> _Exercise description_: Word for word, and without a single picture, repeat the entries.
-=-=-
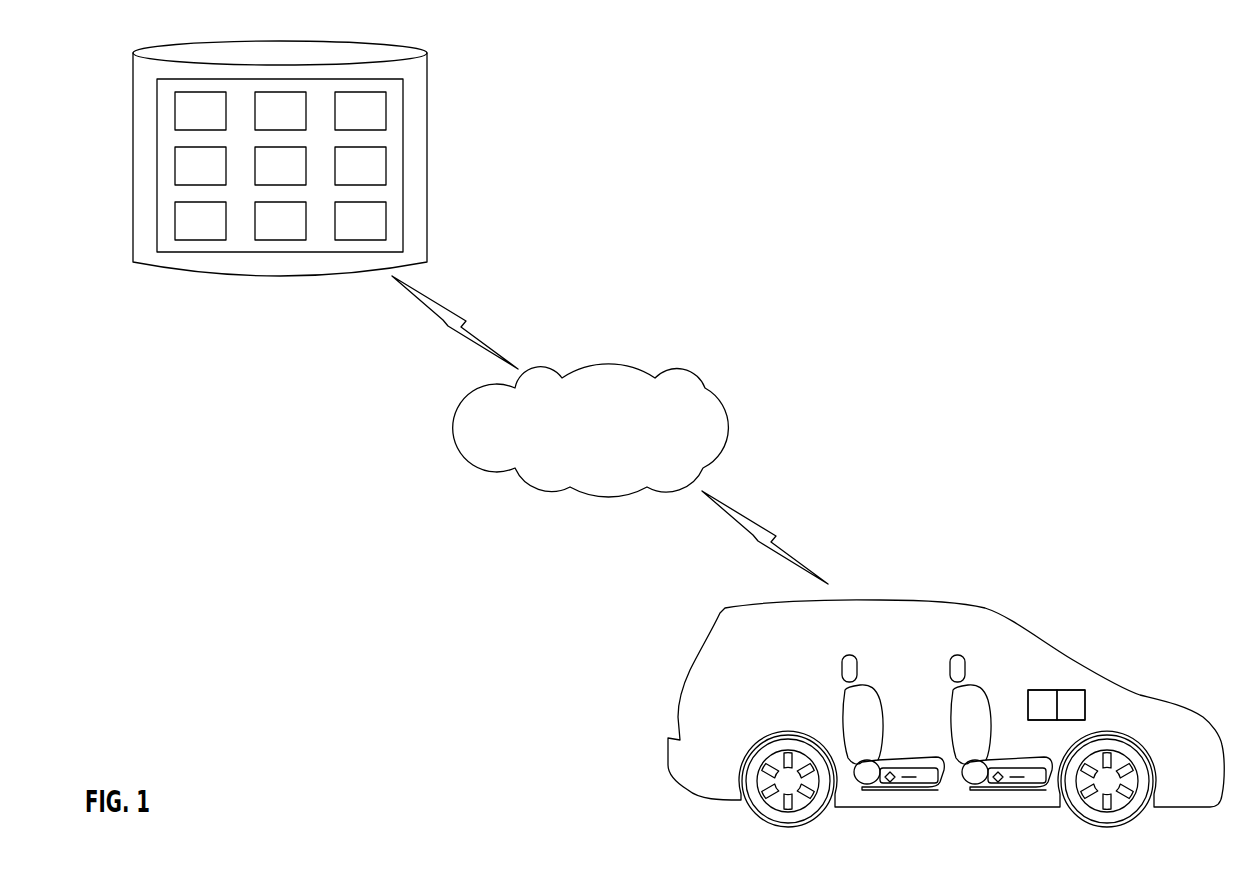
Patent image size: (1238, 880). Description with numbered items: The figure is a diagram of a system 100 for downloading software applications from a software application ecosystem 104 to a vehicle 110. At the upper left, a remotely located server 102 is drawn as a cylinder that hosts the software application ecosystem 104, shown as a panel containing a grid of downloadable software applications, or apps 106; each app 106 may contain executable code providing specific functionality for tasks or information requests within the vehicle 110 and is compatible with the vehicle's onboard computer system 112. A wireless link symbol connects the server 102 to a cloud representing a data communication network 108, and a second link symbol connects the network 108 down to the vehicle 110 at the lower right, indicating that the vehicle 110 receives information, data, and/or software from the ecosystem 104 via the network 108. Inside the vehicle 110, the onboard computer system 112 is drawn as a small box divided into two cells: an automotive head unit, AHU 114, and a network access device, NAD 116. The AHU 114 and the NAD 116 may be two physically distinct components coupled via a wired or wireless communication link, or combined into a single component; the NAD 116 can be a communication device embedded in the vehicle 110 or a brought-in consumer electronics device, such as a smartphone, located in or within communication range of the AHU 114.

The system 100 is at (982, 238).
The remotely located server 102 is at (428, 83).
The software application ecosystem 104 is at (403, 221).
The downloadable software application (app) 106 is at (386, 108).
The data communication network 108 is at (673, 372).
The vehicle 110 is at (912, 600).
The onboard computer system 112 is at (1066, 685).
The automotive head unit (AHU) 114 is at (1040, 707).
The network access device (NAD) 116 is at (1078, 706).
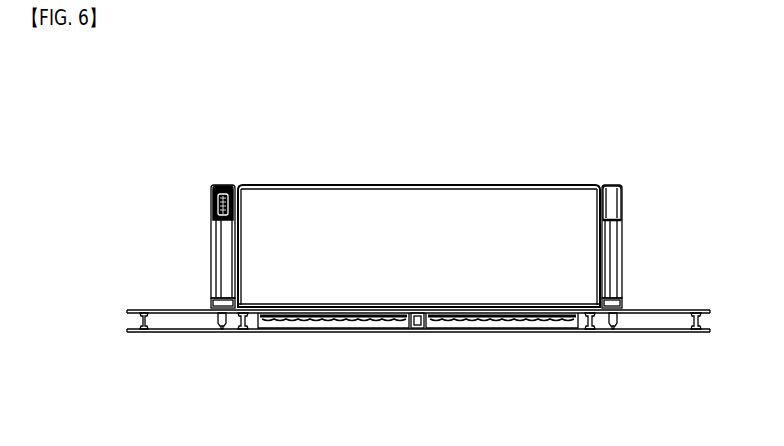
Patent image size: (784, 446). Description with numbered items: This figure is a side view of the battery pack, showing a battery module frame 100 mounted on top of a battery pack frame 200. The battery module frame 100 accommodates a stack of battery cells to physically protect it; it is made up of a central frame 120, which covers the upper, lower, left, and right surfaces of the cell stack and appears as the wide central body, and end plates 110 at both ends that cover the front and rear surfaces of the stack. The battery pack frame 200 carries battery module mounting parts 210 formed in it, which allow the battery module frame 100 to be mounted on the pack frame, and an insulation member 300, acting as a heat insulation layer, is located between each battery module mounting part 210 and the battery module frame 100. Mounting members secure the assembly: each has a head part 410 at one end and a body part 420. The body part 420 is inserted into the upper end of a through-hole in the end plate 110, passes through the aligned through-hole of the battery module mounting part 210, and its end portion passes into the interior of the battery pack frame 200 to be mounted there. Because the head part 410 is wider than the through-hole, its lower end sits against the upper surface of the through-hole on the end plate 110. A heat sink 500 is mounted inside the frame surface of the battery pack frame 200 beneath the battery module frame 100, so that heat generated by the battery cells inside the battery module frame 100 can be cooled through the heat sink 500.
-=-=-
> _Result of the exercise_:
Patent image size: (1238, 880). Description with numbered items: The figure is a diagram of a system 100 for downloading software applications from a software application ecosystem 104 to a vehicle 110. At the upper left, a remotely located server 102 is drawn as a cylinder that hosts the software application ecosystem 104, shown as a panel containing a grid of downloadable software applications, or apps 106; each app 106 may contain executable code providing specific functionality for tasks or information requests within the vehicle 110 and is compatible with the vehicle's onboard computer system 112. A wireless link symbol connects the server 102 to a cloud representing a data communication network 108, and a second link symbol connects the network 108 down to the vehicle 110 at the lower right, indicating that the vehicle 110 receives information, data, and/or software from the ecosystem 104 via the network 108. Inside the vehicle 110, the onboard computer system 112 is drawn as a small box divided into two cells: an automotive head unit, AHU 114, and a network access device, NAD 116. The AHU 114 and the NAD 116 may be two physically distinct components coupled via a wired or wireless communication link, or combined into a single component; the NAD 116 can be a communication device embedded in the vehicle 110 or a brought-in consumer electronics device, such as a smartphone, located in or within communication range of the AHU 114.

The system 100 is at (982, 238).
The remotely located server 102 is at (428, 83).
The software application ecosystem 104 is at (403, 221).
The downloadable software application (app) 106 is at (386, 108).
The data communication network 108 is at (673, 372).
The vehicle 110 is at (912, 600).
The onboard computer system 112 is at (1066, 685).
The automotive head unit (AHU) 114 is at (1040, 707).
The network access device (NAD) 116 is at (1078, 706).
Patent image size: (784, 446). Description with numbered items: This figure is a side view of the battery pack, showing a battery module frame 100 mounted on top of a battery pack frame 200. The battery module frame 100 accommodates a stack of battery cells to physically protect it; it is made up of a central frame 120, which covers the upper, lower, left, and right surfaces of the cell stack and appears as the wide central body, and end plates 110 at both ends that cover the front and rear surfaces of the stack. The battery pack frame 200 carries battery module mounting parts 210 formed in it, which allow the battery module frame 100 to be mounted on the pack frame, and an insulation member 300, acting as a heat insulation layer, is located between each battery module mounting part 210 and the battery module frame 100. Mounting members secure the assembly: each has a head part 410 at one end and a body part 420. The body part 420 is inserted into the upper end of a through-hole in the end plate 110, passes through the aligned through-hole of the battery module mounting part 210, and its end portion passes into the interior of the battery pack frame 200 to be mounted there. Because the head part 410 is wider than the through-hole, its lower end sits against the upper surface of the through-hole on the end plate 110. A heat sink 500 is mounted inside the frame surface of the battery pack frame 200 beneath the battery module frame 100, so that heat generated by the battery cells inside the battery module frame 100 can be cooled through the heat sink 500.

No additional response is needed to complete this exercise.